=== WHAT THE EXERCISE ASKS ===
Extract all of the data and reproduce it precisely.

-------- RECORDS FOR THIS EXERCISE

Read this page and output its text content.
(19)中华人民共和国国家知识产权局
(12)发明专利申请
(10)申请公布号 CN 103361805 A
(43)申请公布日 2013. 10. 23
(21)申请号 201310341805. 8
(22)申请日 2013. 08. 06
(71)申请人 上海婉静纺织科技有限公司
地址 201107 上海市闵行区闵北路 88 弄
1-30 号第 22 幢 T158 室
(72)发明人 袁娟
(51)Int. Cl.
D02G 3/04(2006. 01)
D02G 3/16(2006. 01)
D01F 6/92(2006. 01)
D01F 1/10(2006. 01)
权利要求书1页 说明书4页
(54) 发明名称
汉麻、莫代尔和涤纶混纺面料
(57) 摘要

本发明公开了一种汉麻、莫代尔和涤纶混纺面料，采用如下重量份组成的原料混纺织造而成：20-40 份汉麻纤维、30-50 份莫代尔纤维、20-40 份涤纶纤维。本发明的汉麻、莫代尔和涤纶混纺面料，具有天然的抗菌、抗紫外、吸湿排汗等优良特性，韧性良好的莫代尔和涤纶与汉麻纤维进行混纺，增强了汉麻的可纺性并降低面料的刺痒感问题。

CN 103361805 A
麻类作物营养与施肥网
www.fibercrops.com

----------------

=== ANSWER BELOW ===
Read this page and output its text content.
(19)中华人民共和国国家知识产权局
(12)发明专利申请
(10)申请公布号 CN 103361805 A
(43)申请公布日 2013. 10. 23
(21)申请号 201310341805. 8
(22)申请日 2013. 08. 06
(71)申请人 上海婉静纺织科技有限公司
地址 201107 上海市闵行区闵北路 88 弄
1-30 号第 22 幢 T158 室
(72)发明人 袁娟
(51)Int. Cl.
D02G 3/04(2006. 01)
D02G 3/16(2006. 01)
D01F 6/92(2006. 01)
D01F 1/10(2006. 01)
权利要求书1页 说明书4页
(54) 发明名称
汉麻、莫代尔和涤纶混纺面料
(57) 摘要

本发明公开了一种汉麻、莫代尔和涤纶混纺面料，采用如下重量份组成的原料混纺织造而成：20-40 份汉麻纤维、30-50 份莫代尔纤维、20-40 份涤纶纤维。本发明的汉麻、莫代尔和涤纶混纺面料，具有天然的抗菌、抗紫外、吸湿排汗等优良特性，韧性良好的莫代尔和涤纶与汉麻纤维进行混纺，增强了汉麻的可纺性并降低面料的刺痒感问题。

CN 103361805 A
麻类作物营养与施肥网
www.fibercrops.com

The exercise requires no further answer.